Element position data

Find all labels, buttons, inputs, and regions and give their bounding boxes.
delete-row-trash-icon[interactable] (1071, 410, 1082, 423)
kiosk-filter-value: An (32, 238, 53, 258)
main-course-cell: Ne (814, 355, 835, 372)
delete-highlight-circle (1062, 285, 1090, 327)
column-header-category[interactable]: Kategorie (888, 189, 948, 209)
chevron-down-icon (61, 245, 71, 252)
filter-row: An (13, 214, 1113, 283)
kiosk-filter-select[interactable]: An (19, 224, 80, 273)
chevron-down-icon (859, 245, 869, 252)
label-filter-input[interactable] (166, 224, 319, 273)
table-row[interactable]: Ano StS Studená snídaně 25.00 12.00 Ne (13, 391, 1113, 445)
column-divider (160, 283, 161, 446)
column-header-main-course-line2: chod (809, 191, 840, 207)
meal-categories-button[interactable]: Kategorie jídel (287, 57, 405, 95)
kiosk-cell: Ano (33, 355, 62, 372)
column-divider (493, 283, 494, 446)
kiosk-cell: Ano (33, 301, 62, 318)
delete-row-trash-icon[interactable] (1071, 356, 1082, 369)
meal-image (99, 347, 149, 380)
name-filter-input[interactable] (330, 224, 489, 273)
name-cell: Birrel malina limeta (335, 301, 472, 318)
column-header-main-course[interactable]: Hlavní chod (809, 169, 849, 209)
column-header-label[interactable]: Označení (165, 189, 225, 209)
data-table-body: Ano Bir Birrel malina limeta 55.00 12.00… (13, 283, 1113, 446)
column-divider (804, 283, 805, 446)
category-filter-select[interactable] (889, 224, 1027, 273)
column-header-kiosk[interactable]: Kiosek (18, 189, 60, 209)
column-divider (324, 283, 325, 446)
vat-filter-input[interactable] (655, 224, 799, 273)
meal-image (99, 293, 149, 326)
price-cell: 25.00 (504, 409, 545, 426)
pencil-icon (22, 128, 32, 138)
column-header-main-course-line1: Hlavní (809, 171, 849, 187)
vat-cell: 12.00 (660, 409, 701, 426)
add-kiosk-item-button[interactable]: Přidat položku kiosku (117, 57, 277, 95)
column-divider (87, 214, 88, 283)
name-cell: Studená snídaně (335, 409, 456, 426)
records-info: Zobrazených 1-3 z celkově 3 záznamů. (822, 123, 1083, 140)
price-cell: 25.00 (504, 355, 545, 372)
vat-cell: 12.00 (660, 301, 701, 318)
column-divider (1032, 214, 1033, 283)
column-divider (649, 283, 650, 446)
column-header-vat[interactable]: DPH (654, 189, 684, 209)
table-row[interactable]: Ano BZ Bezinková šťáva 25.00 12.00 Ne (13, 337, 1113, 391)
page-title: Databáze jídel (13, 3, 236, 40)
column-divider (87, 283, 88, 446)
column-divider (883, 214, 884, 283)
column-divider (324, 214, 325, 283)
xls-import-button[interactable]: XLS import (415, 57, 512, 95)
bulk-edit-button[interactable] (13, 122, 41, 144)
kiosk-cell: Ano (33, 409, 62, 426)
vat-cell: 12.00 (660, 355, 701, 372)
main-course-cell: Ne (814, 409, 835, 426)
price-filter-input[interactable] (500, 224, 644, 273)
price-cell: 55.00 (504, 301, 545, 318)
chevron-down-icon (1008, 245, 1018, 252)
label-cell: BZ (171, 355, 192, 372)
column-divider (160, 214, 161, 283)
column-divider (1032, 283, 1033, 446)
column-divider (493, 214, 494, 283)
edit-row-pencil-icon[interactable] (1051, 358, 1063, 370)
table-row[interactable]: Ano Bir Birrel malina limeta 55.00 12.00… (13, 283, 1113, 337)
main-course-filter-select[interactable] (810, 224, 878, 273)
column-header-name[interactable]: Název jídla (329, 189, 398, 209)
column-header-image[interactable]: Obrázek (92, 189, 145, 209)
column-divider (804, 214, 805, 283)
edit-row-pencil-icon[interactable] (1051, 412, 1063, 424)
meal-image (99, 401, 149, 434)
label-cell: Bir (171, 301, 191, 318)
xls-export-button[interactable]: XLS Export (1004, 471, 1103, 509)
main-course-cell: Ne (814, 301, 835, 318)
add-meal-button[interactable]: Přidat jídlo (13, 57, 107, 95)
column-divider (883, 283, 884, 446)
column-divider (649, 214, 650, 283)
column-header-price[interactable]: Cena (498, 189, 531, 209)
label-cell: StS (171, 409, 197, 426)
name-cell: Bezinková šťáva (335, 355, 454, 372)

Required work
Write out all the entries again, switching each "meal-image" to "dish-image" and leaving everything else as it is.

The completed task
Find all labels, buttons, inputs, and regions and give their bounding boxes.
delete-row-trash-icon[interactable] (1071, 410, 1082, 423)
kiosk-filter-value: An (32, 238, 53, 258)
main-course-cell: Ne (814, 355, 835, 372)
delete-highlight-circle (1062, 285, 1090, 327)
column-header-category[interactable]: Kategorie (888, 189, 948, 209)
chevron-down-icon (61, 245, 71, 252)
filter-row: An (13, 214, 1113, 283)
kiosk-filter-select[interactable]: An (19, 224, 80, 273)
chevron-down-icon (859, 245, 869, 252)
label-filter-input[interactable] (166, 224, 319, 273)
table-row[interactable]: Ano StS Studená snídaně 25.00 12.00 Ne (13, 391, 1113, 445)
column-divider (160, 283, 161, 446)
column-header-main-course-line2: chod (809, 191, 840, 207)
meal-categories-button[interactable]: Kategorie jídel (287, 57, 405, 95)
kiosk-cell: Ano (33, 355, 62, 372)
column-divider (493, 283, 494, 446)
kiosk-cell: Ano (33, 301, 62, 318)
delete-row-trash-icon[interactable] (1071, 356, 1082, 369)
dish-image (99, 347, 149, 380)
name-filter-input[interactable] (330, 224, 489, 273)
name-cell: Birrel malina limeta (335, 301, 472, 318)
column-header-main-course[interactable]: Hlavní chod (809, 169, 849, 209)
column-header-label[interactable]: Označení (165, 189, 225, 209)
data-table-body: Ano Bir Birrel malina limeta 55.00 12.00… (13, 283, 1113, 446)
column-divider (804, 283, 805, 446)
category-filter-select[interactable] (889, 224, 1027, 273)
column-header-kiosk[interactable]: Kiosek (18, 189, 60, 209)
column-divider (324, 283, 325, 446)
vat-filter-input[interactable] (655, 224, 799, 273)
dish-image (99, 293, 149, 326)
price-cell: 25.00 (504, 409, 545, 426)
pencil-icon (22, 128, 32, 138)
column-header-main-course-line1: Hlavní (809, 171, 849, 187)
vat-cell: 12.00 (660, 409, 701, 426)
add-kiosk-item-button[interactable]: Přidat položku kiosku (117, 57, 277, 95)
column-divider (87, 214, 88, 283)
name-cell: Studená snídaně (335, 409, 456, 426)
records-info: Zobrazených 1-3 z celkově 3 záznamů. (822, 123, 1083, 140)
price-cell: 25.00 (504, 355, 545, 372)
vat-cell: 12.00 (660, 301, 701, 318)
column-divider (1032, 214, 1033, 283)
column-divider (649, 283, 650, 446)
column-header-vat[interactable]: DPH (654, 189, 684, 209)
table-row[interactable]: Ano BZ Bezinková šťáva 25.00 12.00 Ne (13, 337, 1113, 391)
page-title: Databáze jídel (13, 3, 236, 40)
column-divider (87, 283, 88, 446)
column-divider (883, 214, 884, 283)
column-divider (324, 214, 325, 283)
xls-import-button[interactable]: XLS import (415, 57, 512, 95)
bulk-edit-button[interactable] (13, 122, 41, 144)
kiosk-cell: Ano (33, 409, 62, 426)
vat-cell: 12.00 (660, 355, 701, 372)
main-course-cell: Ne (814, 409, 835, 426)
price-filter-input[interactable] (500, 224, 644, 273)
price-cell: 55.00 (504, 301, 545, 318)
chevron-down-icon (1008, 245, 1018, 252)
label-cell: BZ (171, 355, 192, 372)
column-divider (160, 214, 161, 283)
column-divider (1032, 283, 1033, 446)
column-divider (493, 214, 494, 283)
edit-row-pencil-icon[interactable] (1051, 358, 1063, 370)
table-row[interactable]: Ano Bir Birrel malina limeta 55.00 12.00… (13, 283, 1113, 337)
main-course-filter-select[interactable] (810, 224, 878, 273)
column-header-name[interactable]: Název jídla (329, 189, 398, 209)
column-header-image[interactable]: Obrázek (92, 189, 145, 209)
column-divider (804, 214, 805, 283)
edit-row-pencil-icon[interactable] (1051, 412, 1063, 424)
dish-image (99, 401, 149, 434)
label-cell: Bir (171, 301, 191, 318)
xls-export-button[interactable]: XLS Export (1004, 471, 1103, 509)
main-course-cell: Ne (814, 301, 835, 318)
add-meal-button[interactable]: Přidat jídlo (13, 57, 107, 95)
column-divider (883, 283, 884, 446)
column-divider (649, 214, 650, 283)
column-header-price[interactable]: Cena (498, 189, 531, 209)
label-cell: StS (171, 409, 197, 426)
name-cell: Bezinková šťáva (335, 355, 454, 372)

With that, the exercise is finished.